Copy every line that contains the string "this" from the entries below.

______________________________

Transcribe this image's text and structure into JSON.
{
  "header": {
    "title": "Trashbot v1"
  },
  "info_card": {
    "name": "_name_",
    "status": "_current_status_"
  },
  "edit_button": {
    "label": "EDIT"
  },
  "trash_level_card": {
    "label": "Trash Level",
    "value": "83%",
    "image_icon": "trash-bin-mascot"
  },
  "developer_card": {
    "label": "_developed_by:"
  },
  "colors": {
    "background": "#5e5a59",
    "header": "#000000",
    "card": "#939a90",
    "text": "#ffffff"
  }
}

______________________________

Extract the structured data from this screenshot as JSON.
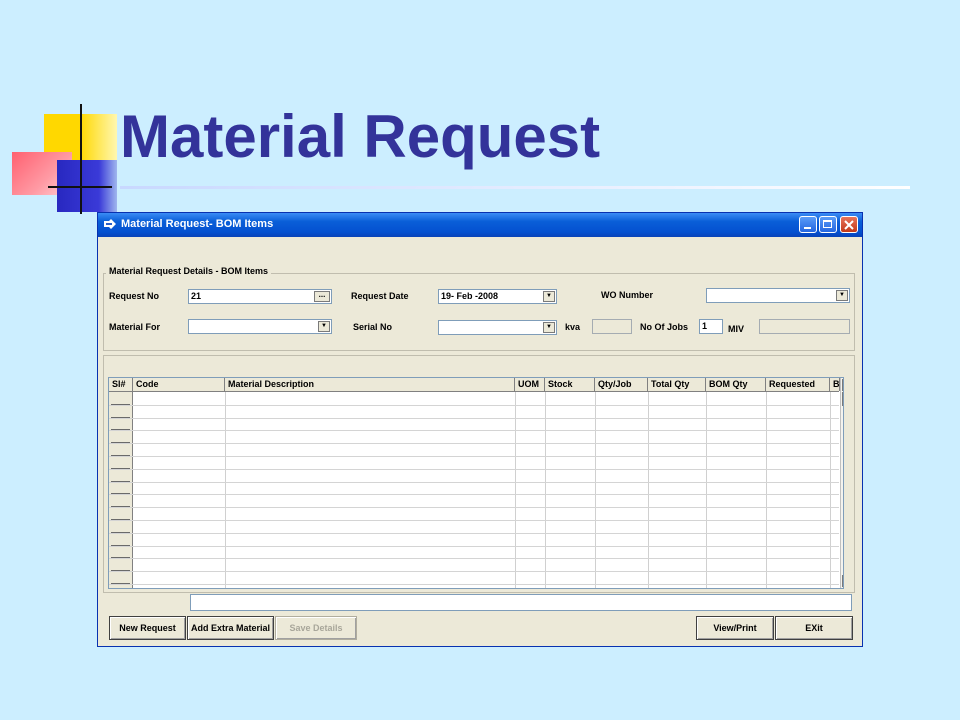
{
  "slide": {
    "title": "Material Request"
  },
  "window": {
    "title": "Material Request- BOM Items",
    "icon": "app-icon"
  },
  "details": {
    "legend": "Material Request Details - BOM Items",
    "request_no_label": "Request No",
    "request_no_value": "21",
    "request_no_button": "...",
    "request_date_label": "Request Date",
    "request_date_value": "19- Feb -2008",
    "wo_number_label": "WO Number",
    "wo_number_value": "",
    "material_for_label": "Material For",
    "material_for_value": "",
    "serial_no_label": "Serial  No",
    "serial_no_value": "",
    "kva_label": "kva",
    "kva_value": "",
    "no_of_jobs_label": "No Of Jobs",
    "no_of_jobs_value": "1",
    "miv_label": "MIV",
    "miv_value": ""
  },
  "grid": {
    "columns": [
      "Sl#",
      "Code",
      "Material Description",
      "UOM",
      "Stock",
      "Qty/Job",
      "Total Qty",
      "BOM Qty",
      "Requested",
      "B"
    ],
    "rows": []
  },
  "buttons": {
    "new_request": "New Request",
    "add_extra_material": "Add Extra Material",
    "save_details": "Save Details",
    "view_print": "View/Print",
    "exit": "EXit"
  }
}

______________________________

[The completed task]
Transcribe this image's text and structure into JSON.
Extract the structured data from this screenshot as JSON.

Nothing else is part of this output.